─── INFORMATION SUPPLIED

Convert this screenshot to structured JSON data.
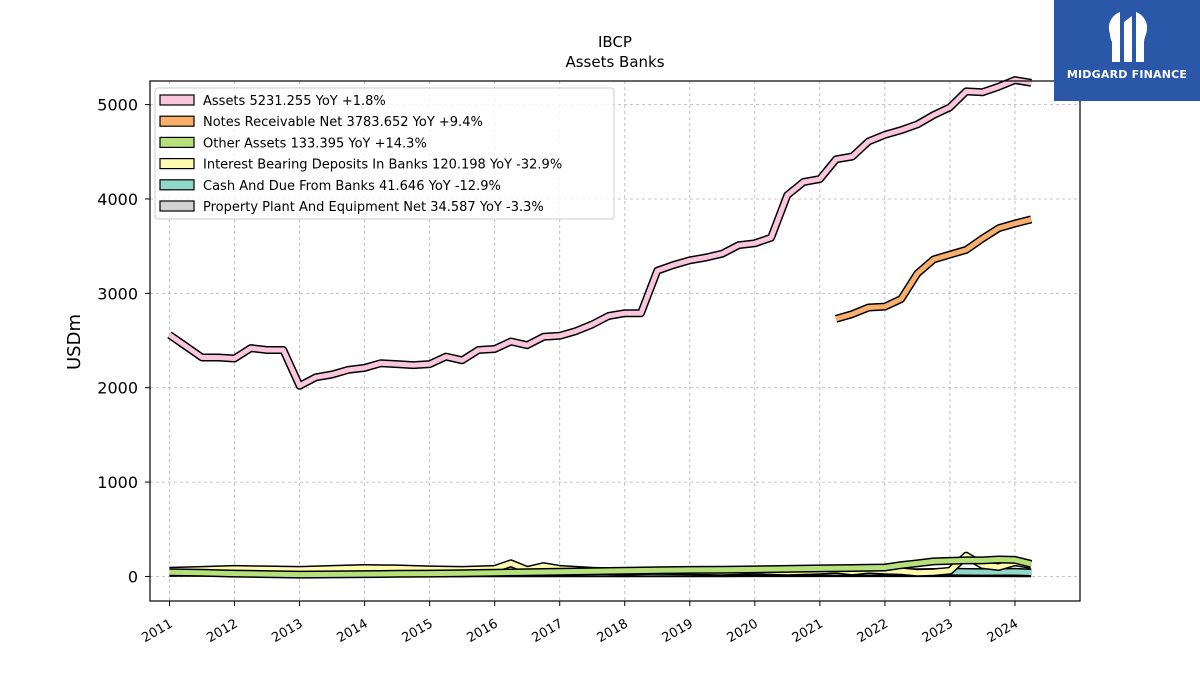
{
  "logo": {
    "text": "MIDGARD FINANCE",
    "bg": "#2a57a8"
  },
  "chart_data": {
    "type": "area",
    "title": "IBCP",
    "subtitle": "Assets Banks",
    "ylabel": "USDm",
    "xlabel": "",
    "xlim": [
      2010.7,
      2025.0
    ],
    "ylim": [
      -260,
      5250
    ],
    "yticks": [
      0,
      1000,
      2000,
      3000,
      4000,
      5000
    ],
    "xticks": [
      "2011",
      "2012",
      "2013",
      "2014",
      "2015",
      "2016",
      "2017",
      "2018",
      "2019",
      "2020",
      "2021",
      "2022",
      "2023",
      "2024"
    ],
    "grid": true,
    "legend_position": "top-left",
    "series": [
      {
        "name": "Assets",
        "legend": "Assets  5231.255 YoY +1.8%",
        "color": "#f9c6dc",
        "x": [
          2011.0,
          2011.25,
          2011.5,
          2011.75,
          2012.0,
          2012.25,
          2012.5,
          2012.75,
          2013.0,
          2013.25,
          2013.5,
          2013.75,
          2014.0,
          2014.25,
          2014.5,
          2014.75,
          2015.0,
          2015.25,
          2015.5,
          2015.75,
          2016.0,
          2016.25,
          2016.5,
          2016.75,
          2017.0,
          2017.25,
          2017.5,
          2017.75,
          2018.0,
          2018.25,
          2018.5,
          2018.75,
          2019.0,
          2019.25,
          2019.5,
          2019.75,
          2020.0,
          2020.25,
          2020.5,
          2020.75,
          2021.0,
          2021.25,
          2021.5,
          2021.75,
          2022.0,
          2022.25,
          2022.5,
          2022.75,
          2023.0,
          2023.25,
          2023.5,
          2023.75,
          2024.0,
          2024.25
        ],
        "values": [
          2560,
          2440,
          2320,
          2320,
          2310,
          2420,
          2400,
          2400,
          2020,
          2110,
          2140,
          2190,
          2210,
          2260,
          2250,
          2240,
          2250,
          2330,
          2290,
          2400,
          2410,
          2490,
          2450,
          2540,
          2550,
          2600,
          2670,
          2760,
          2790,
          2790,
          3240,
          3300,
          3350,
          3380,
          3420,
          3510,
          3530,
          3590,
          4040,
          4180,
          4210,
          4420,
          4450,
          4610,
          4680,
          4730,
          4790,
          4890,
          4970,
          5140,
          5130,
          5190,
          5260,
          5231.255
        ]
      },
      {
        "name": "Notes Receivable Net",
        "legend": "Notes Receivable Net  3783.652 YoY +9.4%",
        "color": "#f9b06c",
        "x": [
          2021.25,
          2021.5,
          2021.75,
          2022.0,
          2022.25,
          2022.5,
          2022.75,
          2023.0,
          2023.25,
          2023.5,
          2023.75,
          2024.0,
          2024.25
        ],
        "values": [
          2730,
          2780,
          2850,
          2860,
          2940,
          3210,
          3360,
          3410,
          3460,
          3580,
          3690,
          3740,
          3783.652
        ]
      },
      {
        "name": "Other Assets",
        "legend": "Other Assets  133.395 YoY +14.3%",
        "color": "#b6e07a",
        "x": [
          2011.0,
          2011.5,
          2012.0,
          2012.5,
          2013.0,
          2013.5,
          2014.0,
          2014.5,
          2015.0,
          2015.5,
          2016.0,
          2016.5,
          2017.0,
          2017.5,
          2018.0,
          2018.5,
          2019.0,
          2019.5,
          2020.0,
          2020.5,
          2021.0,
          2021.5,
          2022.0,
          2022.25,
          2022.5,
          2022.75,
          2023.0,
          2023.25,
          2023.5,
          2023.75,
          2024.0,
          2024.25
        ],
        "values": [
          45,
          40,
          30,
          25,
          20,
          22,
          25,
          28,
          30,
          35,
          40,
          45,
          50,
          55,
          60,
          65,
          70,
          72,
          75,
          80,
          85,
          90,
          95,
          120,
          140,
          160,
          165,
          170,
          170,
          180,
          175,
          133.395
        ]
      },
      {
        "name": "Interest Bearing Deposits In Banks",
        "legend": "Interest Bearing Deposits In Banks  120.198 YoY -32.9%",
        "color": "#fdfbb0",
        "x": [
          2011.0,
          2011.5,
          2012.0,
          2012.5,
          2013.0,
          2013.5,
          2014.0,
          2014.5,
          2015.0,
          2015.5,
          2016.0,
          2016.25,
          2016.5,
          2016.75,
          2017.0,
          2017.5,
          2018.0,
          2018.5,
          2019.0,
          2019.5,
          2020.0,
          2020.5,
          2021.0,
          2021.25,
          2021.5,
          2021.75,
          2022.0,
          2022.25,
          2022.5,
          2022.75,
          2023.0,
          2023.25,
          2023.5,
          2023.75,
          2024.0,
          2024.25
        ],
        "values": [
          60,
          70,
          80,
          75,
          70,
          80,
          90,
          85,
          75,
          70,
          80,
          140,
          70,
          110,
          80,
          60,
          50,
          60,
          55,
          50,
          60,
          50,
          60,
          70,
          50,
          70,
          60,
          55,
          40,
          45,
          60,
          220,
          120,
          100,
          150,
          120.198
        ]
      },
      {
        "name": "Cash And Due From Banks",
        "legend": "Cash And Due From Banks  41.646 YoY -12.9%",
        "color": "#8fd9c8",
        "x": [
          2011.0,
          2011.5,
          2012.0,
          2012.5,
          2013.0,
          2013.5,
          2014.0,
          2014.5,
          2015.0,
          2015.5,
          2016.0,
          2016.5,
          2017.0,
          2017.5,
          2018.0,
          2018.5,
          2019.0,
          2019.5,
          2020.0,
          2020.5,
          2021.0,
          2021.5,
          2022.0,
          2022.5,
          2023.0,
          2023.5,
          2024.0,
          2024.25
        ],
        "values": [
          40,
          42,
          38,
          40,
          35,
          38,
          42,
          40,
          38,
          36,
          40,
          42,
          40,
          38,
          36,
          38,
          40,
          42,
          45,
          44,
          46,
          44,
          48,
          45,
          50,
          46,
          48,
          41.646
        ]
      },
      {
        "name": "Property Plant And Equipment Net",
        "legend": "Property Plant And Equipment Net  34.587 YoY -3.3%",
        "color": "#d3d3d3",
        "x": [
          2011.0,
          2011.5,
          2012.0,
          2012.5,
          2013.0,
          2013.5,
          2014.0,
          2014.5,
          2015.0,
          2015.5,
          2016.0,
          2016.5,
          2017.0,
          2017.5,
          2018.0,
          2018.5,
          2019.0,
          2019.5,
          2020.0,
          2020.5,
          2021.0,
          2021.5,
          2022.0,
          2022.5,
          2023.0,
          2023.5,
          2024.0,
          2024.25
        ],
        "values": [
          40,
          39,
          38,
          38,
          37,
          37,
          36,
          36,
          36,
          35,
          35,
          35,
          35,
          35,
          35,
          35,
          35,
          35,
          36,
          36,
          36,
          36,
          36,
          36,
          36,
          36,
          35,
          34.587
        ]
      }
    ]
  }
}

──────

WHAT YOU SHOULD DO
Take the listing above and print it exactly, apart from the pictures.

TASK RESPONSE
Convert this screenshot to structured JSON data.
{
  "logo": {
    "text": "MIDGARD FINANCE",
    "bg": "#2a57a8"
  },
  "chart_data": {
    "type": "area",
    "title": "IBCP",
    "subtitle": "Assets Banks",
    "ylabel": "USDm",
    "xlabel": "",
    "xlim": [
      2010.7,
      2025.0
    ],
    "ylim": [
      -260,
      5250
    ],
    "yticks": [
      0,
      1000,
      2000,
      3000,
      4000,
      5000
    ],
    "xticks": [
      "2011",
      "2012",
      "2013",
      "2014",
      "2015",
      "2016",
      "2017",
      "2018",
      "2019",
      "2020",
      "2021",
      "2022",
      "2023",
      "2024"
    ],
    "grid": true,
    "legend_position": "top-left",
    "series": [
      {
        "name": "Assets",
        "legend": "Assets  5231.255 YoY +1.8%",
        "color": "#f9c6dc",
        "x": [
          2011.0,
          2011.25,
          2011.5,
          2011.75,
          2012.0,
          2012.25,
          2012.5,
          2012.75,
          2013.0,
          2013.25,
          2013.5,
          2013.75,
          2014.0,
          2014.25,
          2014.5,
          2014.75,
          2015.0,
          2015.25,
          2015.5,
          2015.75,
          2016.0,
          2016.25,
          2016.5,
          2016.75,
          2017.0,
          2017.25,
          2017.5,
          2017.75,
          2018.0,
          2018.25,
          2018.5,
          2018.75,
          2019.0,
          2019.25,
          2019.5,
          2019.75,
          2020.0,
          2020.25,
          2020.5,
          2020.75,
          2021.0,
          2021.25,
          2021.5,
          2021.75,
          2022.0,
          2022.25,
          2022.5,
          2022.75,
          2023.0,
          2023.25,
          2023.5,
          2023.75,
          2024.0,
          2024.25
        ],
        "values": [
          2560,
          2440,
          2320,
          2320,
          2310,
          2420,
          2400,
          2400,
          2020,
          2110,
          2140,
          2190,
          2210,
          2260,
          2250,
          2240,
          2250,
          2330,
          2290,
          2400,
          2410,
          2490,
          2450,
          2540,
          2550,
          2600,
          2670,
          2760,
          2790,
          2790,
          3240,
          3300,
          3350,
          3380,
          3420,
          3510,
          3530,
          3590,
          4040,
          4180,
          4210,
          4420,
          4450,
          4610,
          4680,
          4730,
          4790,
          4890,
          4970,
          5140,
          5130,
          5190,
          5260,
          5231.255
        ]
      },
      {
        "name": "Notes Receivable Net",
        "legend": "Notes Receivable Net  3783.652 YoY +9.4%",
        "color": "#f9b06c",
        "x": [
          2021.25,
          2021.5,
          2021.75,
          2022.0,
          2022.25,
          2022.5,
          2022.75,
          2023.0,
          2023.25,
          2023.5,
          2023.75,
          2024.0,
          2024.25
        ],
        "values": [
          2730,
          2780,
          2850,
          2860,
          2940,
          3210,
          3360,
          3410,
          3460,
          3580,
          3690,
          3740,
          3783.652
        ]
      },
      {
        "name": "Other Assets",
        "legend": "Other Assets  133.395 YoY +14.3%",
        "color": "#b6e07a",
        "x": [
          2011.0,
          2011.5,
          2012.0,
          2012.5,
          2013.0,
          2013.5,
          2014.0,
          2014.5,
          2015.0,
          2015.5,
          2016.0,
          2016.5,
          2017.0,
          2017.5,
          2018.0,
          2018.5,
          2019.0,
          2019.5,
          2020.0,
          2020.5,
          2021.0,
          2021.5,
          2022.0,
          2022.25,
          2022.5,
          2022.75,
          2023.0,
          2023.25,
          2023.5,
          2023.75,
          2024.0,
          2024.25
        ],
        "values": [
          45,
          40,
          30,
          25,
          20,
          22,
          25,
          28,
          30,
          35,
          40,
          45,
          50,
          55,
          60,
          65,
          70,
          72,
          75,
          80,
          85,
          90,
          95,
          120,
          140,
          160,
          165,
          170,
          170,
          180,
          175,
          133.395
        ]
      },
      {
        "name": "Interest Bearing Deposits In Banks",
        "legend": "Interest Bearing Deposits In Banks  120.198 YoY -32.9%",
        "color": "#fdfbb0",
        "x": [
          2011.0,
          2011.5,
          2012.0,
          2012.5,
          2013.0,
          2013.5,
          2014.0,
          2014.5,
          2015.0,
          2015.5,
          2016.0,
          2016.25,
          2016.5,
          2016.75,
          2017.0,
          2017.5,
          2018.0,
          2018.5,
          2019.0,
          2019.5,
          2020.0,
          2020.5,
          2021.0,
          2021.25,
          2021.5,
          2021.75,
          2022.0,
          2022.25,
          2022.5,
          2022.75,
          2023.0,
          2023.25,
          2023.5,
          2023.75,
          2024.0,
          2024.25
        ],
        "values": [
          60,
          70,
          80,
          75,
          70,
          80,
          90,
          85,
          75,
          70,
          80,
          140,
          70,
          110,
          80,
          60,
          50,
          60,
          55,
          50,
          60,
          50,
          60,
          70,
          50,
          70,
          60,
          55,
          40,
          45,
          60,
          220,
          120,
          100,
          150,
          120.198
        ]
      },
      {
        "name": "Cash And Due From Banks",
        "legend": "Cash And Due From Banks  41.646 YoY -12.9%",
        "color": "#8fd9c8",
        "x": [
          2011.0,
          2011.5,
          2012.0,
          2012.5,
          2013.0,
          2013.5,
          2014.0,
          2014.5,
          2015.0,
          2015.5,
          2016.0,
          2016.5,
          2017.0,
          2017.5,
          2018.0,
          2018.5,
          2019.0,
          2019.5,
          2020.0,
          2020.5,
          2021.0,
          2021.5,
          2022.0,
          2022.5,
          2023.0,
          2023.5,
          2024.0,
          2024.25
        ],
        "values": [
          40,
          42,
          38,
          40,
          35,
          38,
          42,
          40,
          38,
          36,
          40,
          42,
          40,
          38,
          36,
          38,
          40,
          42,
          45,
          44,
          46,
          44,
          48,
          45,
          50,
          46,
          48,
          41.646
        ]
      },
      {
        "name": "Property Plant And Equipment Net",
        "legend": "Property Plant And Equipment Net  34.587 YoY -3.3%",
        "color": "#d3d3d3",
        "x": [
          2011.0,
          2011.5,
          2012.0,
          2012.5,
          2013.0,
          2013.5,
          2014.0,
          2014.5,
          2015.0,
          2015.5,
          2016.0,
          2016.5,
          2017.0,
          2017.5,
          2018.0,
          2018.5,
          2019.0,
          2019.5,
          2020.0,
          2020.5,
          2021.0,
          2021.5,
          2022.0,
          2022.5,
          2023.0,
          2023.5,
          2024.0,
          2024.25
        ],
        "values": [
          40,
          39,
          38,
          38,
          37,
          37,
          36,
          36,
          36,
          35,
          35,
          35,
          35,
          35,
          35,
          35,
          35,
          35,
          36,
          36,
          36,
          36,
          36,
          36,
          36,
          36,
          35,
          34.587
        ]
      }
    ]
  }
}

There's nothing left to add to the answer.